## Written exercise:
Repeat the entries that follow verbatim, without any of their pictures.
# Start of Exercise data
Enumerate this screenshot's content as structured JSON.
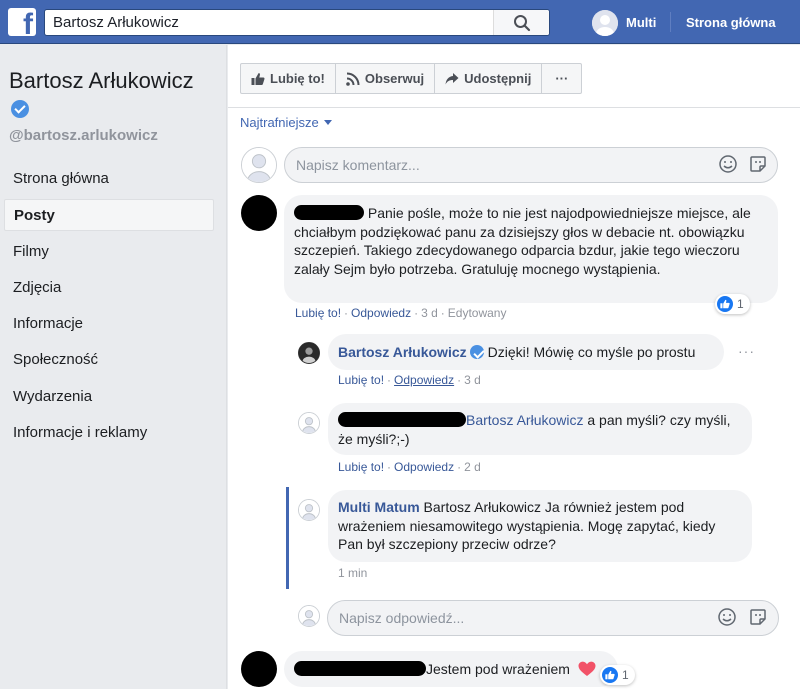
{
  "topbar": {
    "logo": "f",
    "search_value": "Bartosz Arłukowicz",
    "user_name": "Multi",
    "home_label": "Strona główna"
  },
  "sidebar": {
    "page_name": "Bartosz Arłukowicz",
    "handle": "@bartosz.arlukowicz",
    "items": [
      {
        "label": "Strona główna"
      },
      {
        "label": "Posty",
        "active": true
      },
      {
        "label": "Filmy"
      },
      {
        "label": "Zdjęcia"
      },
      {
        "label": "Informacje"
      },
      {
        "label": "Społeczność"
      },
      {
        "label": "Wydarzenia"
      },
      {
        "label": "Informacje i reklamy"
      }
    ]
  },
  "actions": {
    "like": "Lubię to!",
    "follow": "Obserwuj",
    "share": "Udostępnij",
    "more": "···"
  },
  "sort_label": "Najtrafniejsze",
  "comment_composer": {
    "placeholder": "Napisz komentarz..."
  },
  "reply_composer": {
    "placeholder": "Napisz odpowiedź..."
  },
  "comments": [
    {
      "text": "Panie pośle, może to nie jest najodpowiedniejsze miejsce, ale chciałbym podziękować panu za dzisiejszy głos w debacie nt. obowiązku szczepień. Takiego zdecydowanego odparcia bzdur, jakie tego wieczoru zalały Sejm było potrzeba. Gratuluję mocnego wystąpienia.",
      "like": "Lubię to!",
      "reply": "Odpowiedz",
      "time": "3 d",
      "edited": "Edytowany",
      "reactions": "1"
    },
    {
      "author": "Bartosz Arłukowicz",
      "text": "Dzięki! Mówię co myśle po prostu",
      "like": "Lubię to!",
      "reply": "Odpowiedz",
      "time": "3 d",
      "more": "···"
    },
    {
      "mention": "Bartosz Arłukowicz",
      "text": "a pan myśli? czy myśli, że myśli?;-)",
      "like": "Lubię to!",
      "reply": "Odpowiedz",
      "time": "2 d"
    },
    {
      "author": "Multi Matum",
      "text": "Bartosz Arłukowicz Ja również jestem pod wrażeniem niesamowitego wystąpienia. Mogę zapytać, kiedy Pan był szczepiony przeciw odrze?",
      "time": "1 min"
    },
    {
      "text": "Jestem pod wrażeniem",
      "reactions": "1"
    }
  ],
  "colors": {
    "brand": "#4267b2",
    "link": "#385898",
    "like_blue": "#1877f2",
    "heart": "#f25268"
  }
}
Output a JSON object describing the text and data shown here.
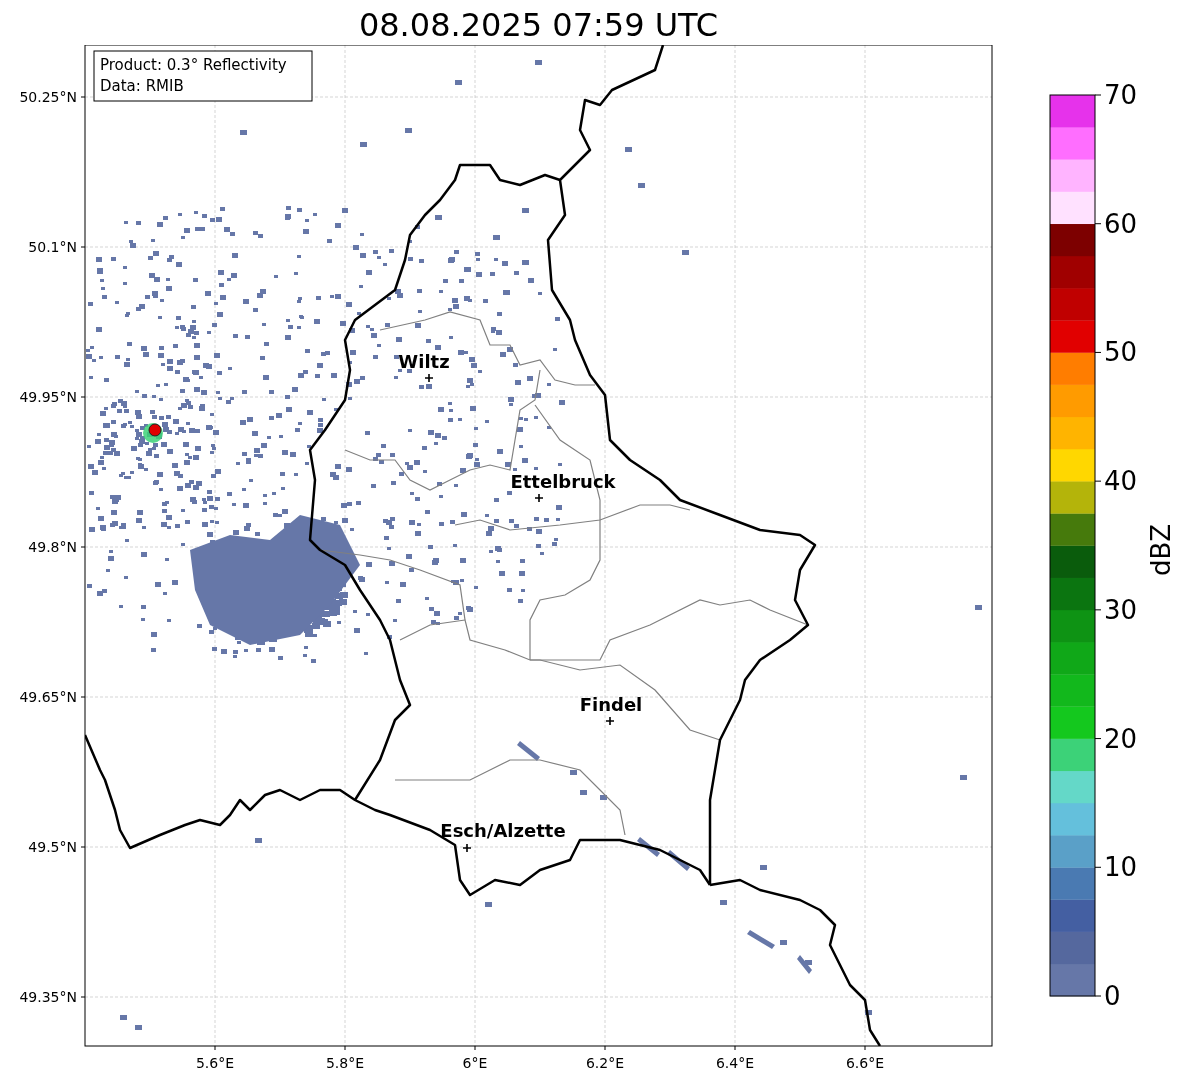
{
  "title": "08.08.2025 07:59 UTC",
  "info_box": {
    "lines": [
      "Product: 0.3° Reflectivity",
      "Data: RMIB"
    ]
  },
  "y_ticks": [
    "50.25°N",
    "50.1°N",
    "49.95°N",
    "49.8°N",
    "49.65°N",
    "49.5°N",
    "49.35°N"
  ],
  "x_ticks": [
    "5.6°E",
    "5.8°E",
    "6°E",
    "6.2°E",
    "6.4°E",
    "6.6°E"
  ],
  "cities": [
    {
      "label": "Wiltz"
    },
    {
      "label": "Ettelbruck"
    },
    {
      "label": "Findel"
    },
    {
      "label": "Esch/Alzette"
    }
  ],
  "colorbar": {
    "label": "dBZ",
    "ticks": [
      "70",
      "60",
      "50",
      "40",
      "30",
      "20",
      "10",
      "0"
    ],
    "bins": [
      {
        "color": "#6677a8"
      },
      {
        "color": "#55689e"
      },
      {
        "color": "#445fa2"
      },
      {
        "color": "#4a7ab2"
      },
      {
        "color": "#5aa0c8"
      },
      {
        "color": "#64c0dc"
      },
      {
        "color": "#64d8c8"
      },
      {
        "color": "#3cd278"
      },
      {
        "color": "#14c81e"
      },
      {
        "color": "#12b81c"
      },
      {
        "color": "#10a818"
      },
      {
        "color": "#0e9314"
      },
      {
        "color": "#0b7510"
      },
      {
        "color": "#0a5c0c"
      },
      {
        "color": "#467a0c"
      },
      {
        "color": "#b4b40a"
      },
      {
        "color": "#ffd700"
      },
      {
        "color": "#ffb400"
      },
      {
        "color": "#ff9b00"
      },
      {
        "color": "#ff7d00"
      },
      {
        "color": "#e10000"
      },
      {
        "color": "#c00000"
      },
      {
        "color": "#a00000"
      },
      {
        "color": "#7d0000"
      },
      {
        "color": "#ffe1ff"
      },
      {
        "color": "#ffb4ff"
      },
      {
        "color": "#ff6eff"
      },
      {
        "color": "#e632eb"
      }
    ]
  }
}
# End of Exercise data
## The solution:
Enumerate this screenshot's content as structured JSON.
{
  "topbar": {
    "logo": "f",
    "search_value": "Bartosz Arłukowicz",
    "user_name": "Multi",
    "home_label": "Strona główna"
  },
  "sidebar": {
    "page_name": "Bartosz Arłukowicz",
    "handle": "@bartosz.arlukowicz",
    "items": [
      {
        "label": "Strona główna"
      },
      {
        "label": "Posty",
        "active": true
      },
      {
        "label": "Filmy"
      },
      {
        "label": "Zdjęcia"
      },
      {
        "label": "Informacje"
      },
      {
        "label": "Społeczność"
      },
      {
        "label": "Wydarzenia"
      },
      {
        "label": "Informacje i reklamy"
      }
    ]
  },
  "actions": {
    "like": "Lubię to!",
    "follow": "Obserwuj",
    "share": "Udostępnij",
    "more": "···"
  },
  "sort_label": "Najtrafniejsze",
  "comment_composer": {
    "placeholder": "Napisz komentarz..."
  },
  "reply_composer": {
    "placeholder": "Napisz odpowiedź..."
  },
  "comments": [
    {
      "text": "Panie pośle, może to nie jest najodpowiedniejsze miejsce, ale chciałbym podziękować panu za dzisiejszy głos w debacie nt. obowiązku szczepień. Takiego zdecydowanego odparcia bzdur, jakie tego wieczoru zalały Sejm było potrzeba. Gratuluję mocnego wystąpienia.",
      "like": "Lubię to!",
      "reply": "Odpowiedz",
      "time": "3 d",
      "edited": "Edytowany",
      "reactions": "1"
    },
    {
      "author": "Bartosz Arłukowicz",
      "text": "Dzięki! Mówię co myśle po prostu",
      "like": "Lubię to!",
      "reply": "Odpowiedz",
      "time": "3 d",
      "more": "···"
    },
    {
      "mention": "Bartosz Arłukowicz",
      "text": "a pan myśli? czy myśli, że myśli?;-)",
      "like": "Lubię to!",
      "reply": "Odpowiedz",
      "time": "2 d"
    },
    {
      "author": "Multi Matum",
      "text": "Bartosz Arłukowicz Ja również jestem pod wrażeniem niesamowitego wystąpienia. Mogę zapytać, kiedy Pan był szczepiony przeciw odrze?",
      "time": "1 min"
    },
    {
      "text": "Jestem pod wrażeniem",
      "reactions": "1"
    }
  ],
  "colors": {
    "brand": "#4267b2",
    "link": "#385898",
    "like_blue": "#1877f2",
    "heart": "#f25268"
  }
}
Output a JSON object describing the text and data shown here.
{
  "title": "08.08.2025 07:59 UTC",
  "info_box": {
    "lines": [
      "Product: 0.3° Reflectivity",
      "Data: RMIB"
    ]
  },
  "y_ticks": [
    "50.25°N",
    "50.1°N",
    "49.95°N",
    "49.8°N",
    "49.65°N",
    "49.5°N",
    "49.35°N"
  ],
  "x_ticks": [
    "5.6°E",
    "5.8°E",
    "6°E",
    "6.2°E",
    "6.4°E",
    "6.6°E"
  ],
  "cities": [
    {
      "label": "Wiltz"
    },
    {
      "label": "Ettelbruck"
    },
    {
      "label": "Findel"
    },
    {
      "label": "Esch/Alzette"
    }
  ],
  "colorbar": {
    "label": "dBZ",
    "ticks": [
      "70",
      "60",
      "50",
      "40",
      "30",
      "20",
      "10",
      "0"
    ],
    "bins": [
      {
        "color": "#6677a8"
      },
      {
        "color": "#55689e"
      },
      {
        "color": "#445fa2"
      },
      {
        "color": "#4a7ab2"
      },
      {
        "color": "#5aa0c8"
      },
      {
        "color": "#64c0dc"
      },
      {
        "color": "#64d8c8"
      },
      {
        "color": "#3cd278"
      },
      {
        "color": "#14c81e"
      },
      {
        "color": "#12b81c"
      },
      {
        "color": "#10a818"
      },
      {
        "color": "#0e9314"
      },
      {
        "color": "#0b7510"
      },
      {
        "color": "#0a5c0c"
      },
      {
        "color": "#467a0c"
      },
      {
        "color": "#b4b40a"
      },
      {
        "color": "#ffd700"
      },
      {
        "color": "#ffb400"
      },
      {
        "color": "#ff9b00"
      },
      {
        "color": "#ff7d00"
      },
      {
        "color": "#e10000"
      },
      {
        "color": "#c00000"
      },
      {
        "color": "#a00000"
      },
      {
        "color": "#7d0000"
      },
      {
        "color": "#ffe1ff"
      },
      {
        "color": "#ffb4ff"
      },
      {
        "color": "#ff6eff"
      },
      {
        "color": "#e632eb"
      }
    ]
  }
}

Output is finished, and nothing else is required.